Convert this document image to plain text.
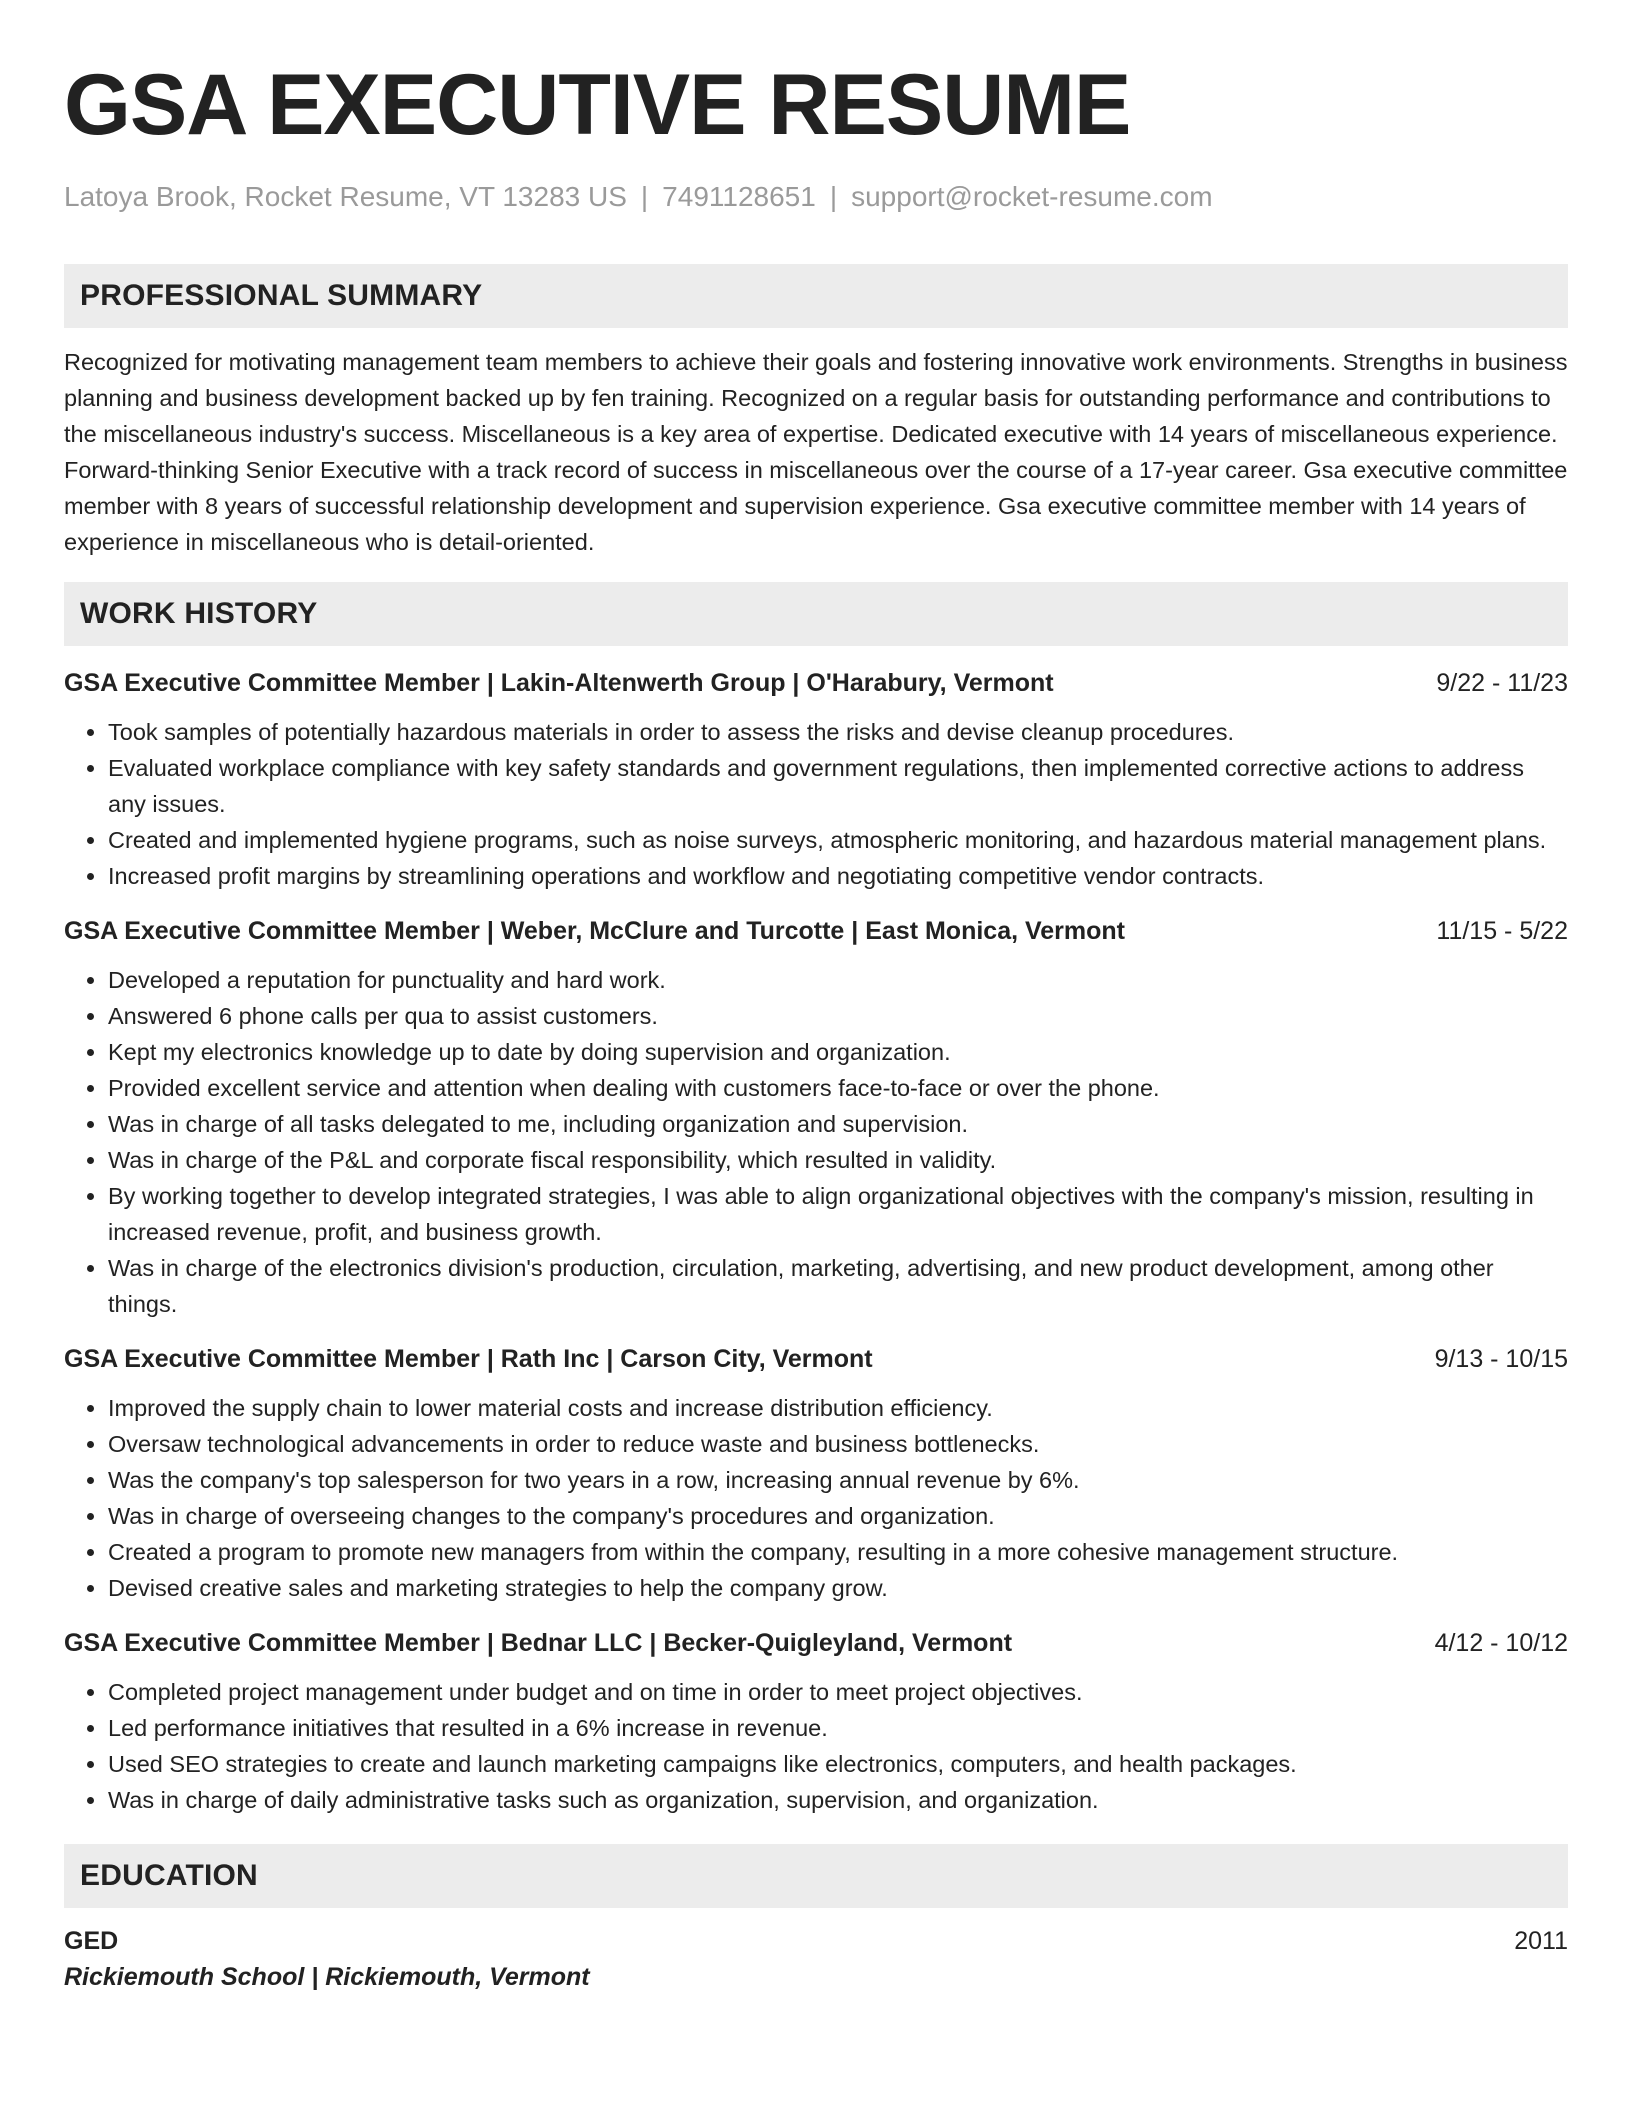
GSA EXECUTIVE RESUME
Latoya Brook, Rocket Resume, VT 13283 US | 7491128651 | support@rocket-resume.com
PROFESSIONAL SUMMARY
Recognized for motivating management team members to achieve their goals and fostering innovative work environments. Strengths in business planning and business development backed up by fen training. Recognized on a regular basis for outstanding performance and contributions to the miscellaneous industry's success. Miscellaneous is a key area of expertise. Dedicated executive with 14 years of miscellaneous experience. Forward-thinking Senior Executive with a track record of success in miscellaneous over the course of a 17-year career. Gsa executive committee member with 8 years of successful relationship development and supervision experience. Gsa executive committee member with 14 years of experience in miscellaneous who is detail-oriented.
WORK HISTORY
GSA Executive Committee Member | Lakin-Altenwerth Group | O'Harabury, Vermont	9/22 - 11/23
• Took samples of potentially hazardous materials in order to assess the risks and devise cleanup procedures.
• Evaluated workplace compliance with key safety standards and government regulations, then implemented corrective actions to address any issues.
• Created and implemented hygiene programs, such as noise surveys, atmospheric monitoring, and hazardous material management plans.
• Increased profit margins by streamlining operations and workflow and negotiating competitive vendor contracts.
GSA Executive Committee Member | Weber, McClure and Turcotte | East Monica, Vermont	11/15 - 5/22
• Developed a reputation for punctuality and hard work.
• Answered 6 phone calls per qua to assist customers.
• Kept my electronics knowledge up to date by doing supervision and organization.
• Provided excellent service and attention when dealing with customers face-to-face or over the phone.
• Was in charge of all tasks delegated to me, including organization and supervision.
• Was in charge of the P&L and corporate fiscal responsibility, which resulted in validity.
• By working together to develop integrated strategies, I was able to align organizational objectives with the company's mission, resulting in increased revenue, profit, and business growth.
• Was in charge of the electronics division's production, circulation, marketing, advertising, and new product development, among other things.
GSA Executive Committee Member | Rath Inc | Carson City, Vermont	9/13 - 10/15
• Improved the supply chain to lower material costs and increase distribution efficiency.
• Oversaw technological advancements in order to reduce waste and business bottlenecks.
• Was the company's top salesperson for two years in a row, increasing annual revenue by 6%.
• Was in charge of overseeing changes to the company's procedures and organization.
• Created a program to promote new managers from within the company, resulting in a more cohesive management structure.
• Devised creative sales and marketing strategies to help the company grow.
GSA Executive Committee Member | Bednar LLC | Becker-Quigleyland, Vermont	4/12 - 10/12
• Completed project management under budget and on time in order to meet project objectives.
• Led performance initiatives that resulted in a 6% increase in revenue.
• Used SEO strategies to create and launch marketing campaigns like electronics, computers, and health packages.
• Was in charge of daily administrative tasks such as organization, supervision, and organization.
EDUCATION
GED	2011
Rickiemouth School | Rickiemouth, Vermont
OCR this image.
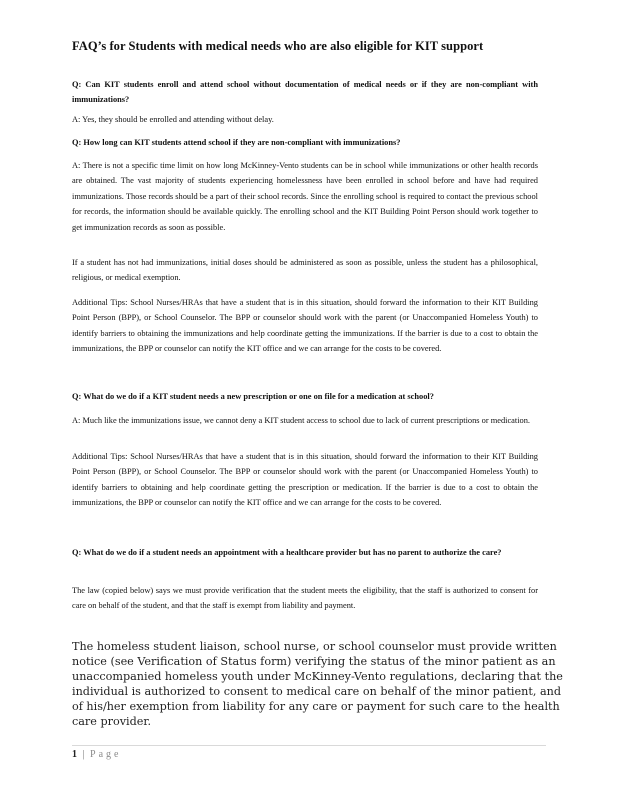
FAQ’s for Students with medical needs who are also eligible for KIT support
Q: Can KIT students enroll and attend school without documentation of medical needs or if they are non-compliant with immunizations?
A: Yes, they should be enrolled and attending without delay.
Q: How long can KIT students attend school if they are non-compliant with immunizations?
A: There is not a specific time limit on how long McKinney-Vento students can be in school while immunizations or other health records are obtained. The vast majority of students experiencing homelessness have been enrolled in school before and have had required immunizations. Those records should be a part of their school records. Since the enrolling school is required to contact the previous school for records, the information should be available quickly. The enrolling school and the KIT Building Point Person should work together to get immunization records as soon as possible.
If a student has not had immunizations, initial doses should be administered as soon as possible, unless the student has a philosophical, religious, or medical exemption.
Additional Tips: School Nurses/HRAs that have a student that is in this situation, should forward the information to their KIT Building Point Person (BPP), or School Counselor. The BPP or counselor should work with the parent (or Unaccompanied Homeless Youth) to identify barriers to obtaining the immunizations and help coordinate getting the immunizations. If the barrier is due to a cost to obtain the immunizations, the BPP or counselor can notify the KIT office and we can arrange for the costs to be covered.
Q: What do we do if a KIT student needs a new prescription or one on file for a medication at school?
A: Much like the immunizations issue, we cannot deny a KIT student access to school due to lack of current prescriptions or medication.
Additional Tips: School Nurses/HRAs that have a student that is in this situation, should forward the information to their KIT Building Point Person (BPP), or School Counselor. The BPP or counselor should work with the parent (or Unaccompanied Homeless Youth) to identify barriers to obtaining and help coordinate getting the prescription or medication. If the barrier is due to a cost to obtain the immunizations, the BPP or counselor can notify the KIT office and we can arrange for the costs to be covered.
Q: What do we do if a student needs an appointment with a healthcare provider but has no parent to authorize the care?
The law (copied below) says we must provide verification that the student meets the eligibility, that the staff is authorized to consent for care on behalf of the student, and that the staff is exempt from liability and payment.
The homeless student liaison, school nurse, or school counselor must provide written notice (see Verification of Status form) verifying the status of the minor patient as an unaccompanied homeless youth under McKinney-Vento regulations, declaring that the individual is authorized to consent to medical care on behalf of the minor patient, and of his/her exemption from liability for any care or payment for such care to the health care provider.
1 | Page
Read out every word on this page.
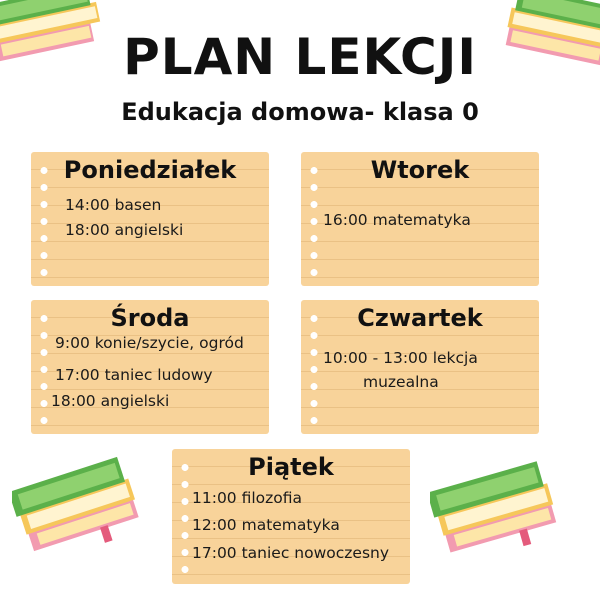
PLAN LEKCJI
Edukacja domowa- klasa 0
Poniedziałek
14:00 basen
18:00 angielski
Wtorek
16:00 matematyka
Środa
9:00 konie/szycie, ogród
17:00 taniec ludowy
18:00 angielski
Czwartek
10:00 - 13:00 lekcja
muzealna
Piątek
11:00 filozofia
12:00 matematyka
17:00 taniec nowoczesny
+++++
Search the records for the word "hazardous", then list every line that has it.

• Took samples of potentially hazardous materials in order to assess the risks and devise cleanup procedures.
• Created and implemented hygiene programs, such as noise surveys, atmospheric monitoring, and hazardous material management plans.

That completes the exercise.